*** The records

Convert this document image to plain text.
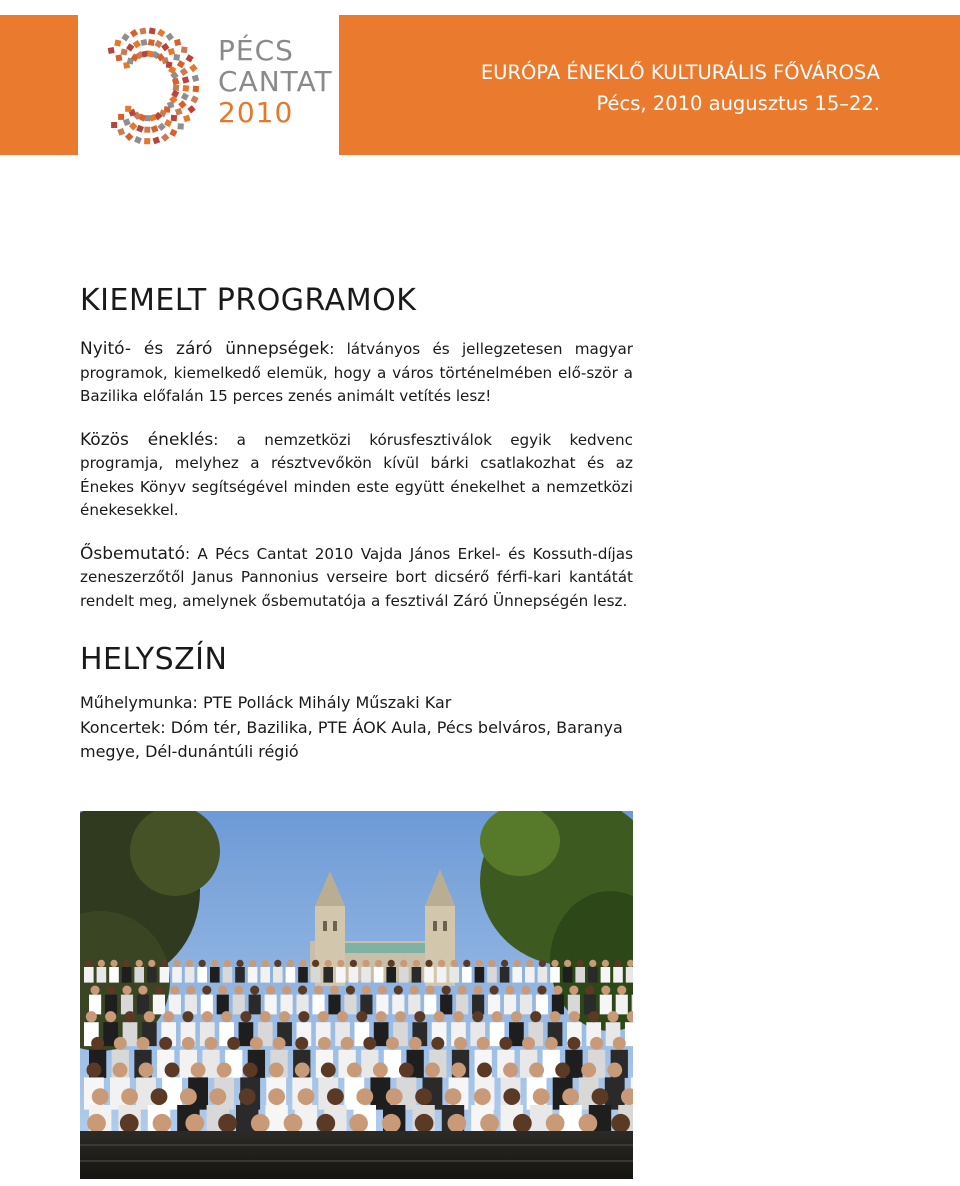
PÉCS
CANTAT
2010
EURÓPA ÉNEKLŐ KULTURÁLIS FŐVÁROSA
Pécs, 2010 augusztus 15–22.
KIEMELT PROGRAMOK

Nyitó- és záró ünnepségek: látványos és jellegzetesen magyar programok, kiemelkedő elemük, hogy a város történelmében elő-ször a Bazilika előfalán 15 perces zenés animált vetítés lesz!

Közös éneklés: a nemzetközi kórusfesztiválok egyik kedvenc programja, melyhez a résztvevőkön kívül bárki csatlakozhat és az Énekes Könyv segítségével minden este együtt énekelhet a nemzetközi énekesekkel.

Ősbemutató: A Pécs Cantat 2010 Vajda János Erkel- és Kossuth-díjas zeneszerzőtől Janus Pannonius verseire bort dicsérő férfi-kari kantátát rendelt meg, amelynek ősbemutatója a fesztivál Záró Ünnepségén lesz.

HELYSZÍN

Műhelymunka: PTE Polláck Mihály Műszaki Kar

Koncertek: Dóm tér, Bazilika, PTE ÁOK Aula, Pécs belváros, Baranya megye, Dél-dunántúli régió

******
*** The records

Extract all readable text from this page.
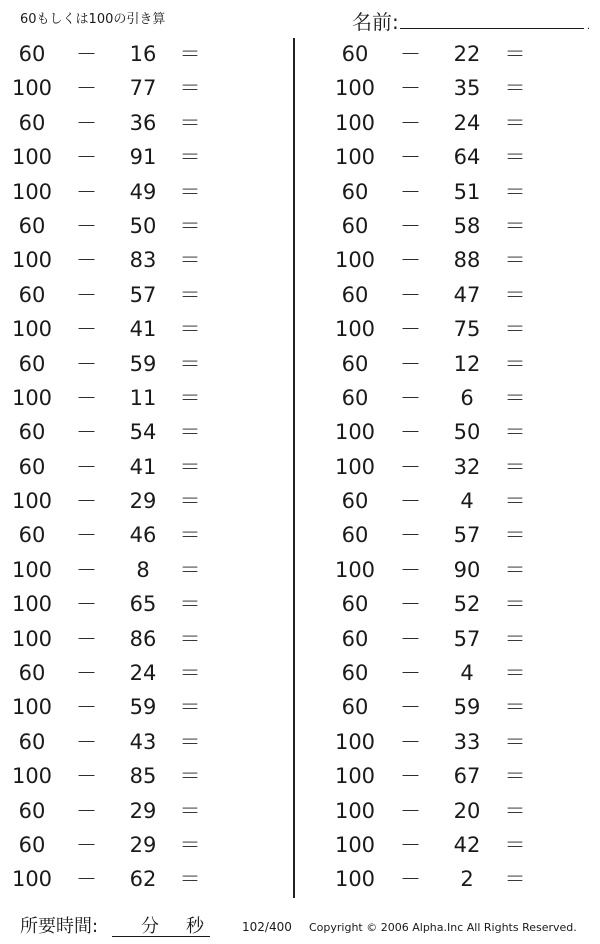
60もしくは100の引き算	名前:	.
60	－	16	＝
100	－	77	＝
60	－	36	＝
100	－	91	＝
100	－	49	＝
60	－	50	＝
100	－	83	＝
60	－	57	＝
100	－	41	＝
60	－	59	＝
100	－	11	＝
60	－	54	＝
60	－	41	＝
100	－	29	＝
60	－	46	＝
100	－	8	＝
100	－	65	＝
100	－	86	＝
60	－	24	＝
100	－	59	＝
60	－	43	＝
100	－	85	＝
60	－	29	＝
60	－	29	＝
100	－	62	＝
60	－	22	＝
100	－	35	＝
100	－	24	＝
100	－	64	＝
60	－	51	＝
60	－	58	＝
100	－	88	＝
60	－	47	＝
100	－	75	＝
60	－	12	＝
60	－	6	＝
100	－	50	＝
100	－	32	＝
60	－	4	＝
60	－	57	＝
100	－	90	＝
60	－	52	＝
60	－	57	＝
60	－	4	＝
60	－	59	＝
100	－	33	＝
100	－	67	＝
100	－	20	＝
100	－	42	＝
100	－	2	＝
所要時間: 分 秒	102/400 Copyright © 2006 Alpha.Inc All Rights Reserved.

******

• [Written problem] Go over the records above line by line and count those holding the word "text". Reply only with the number.

• [The solution] 2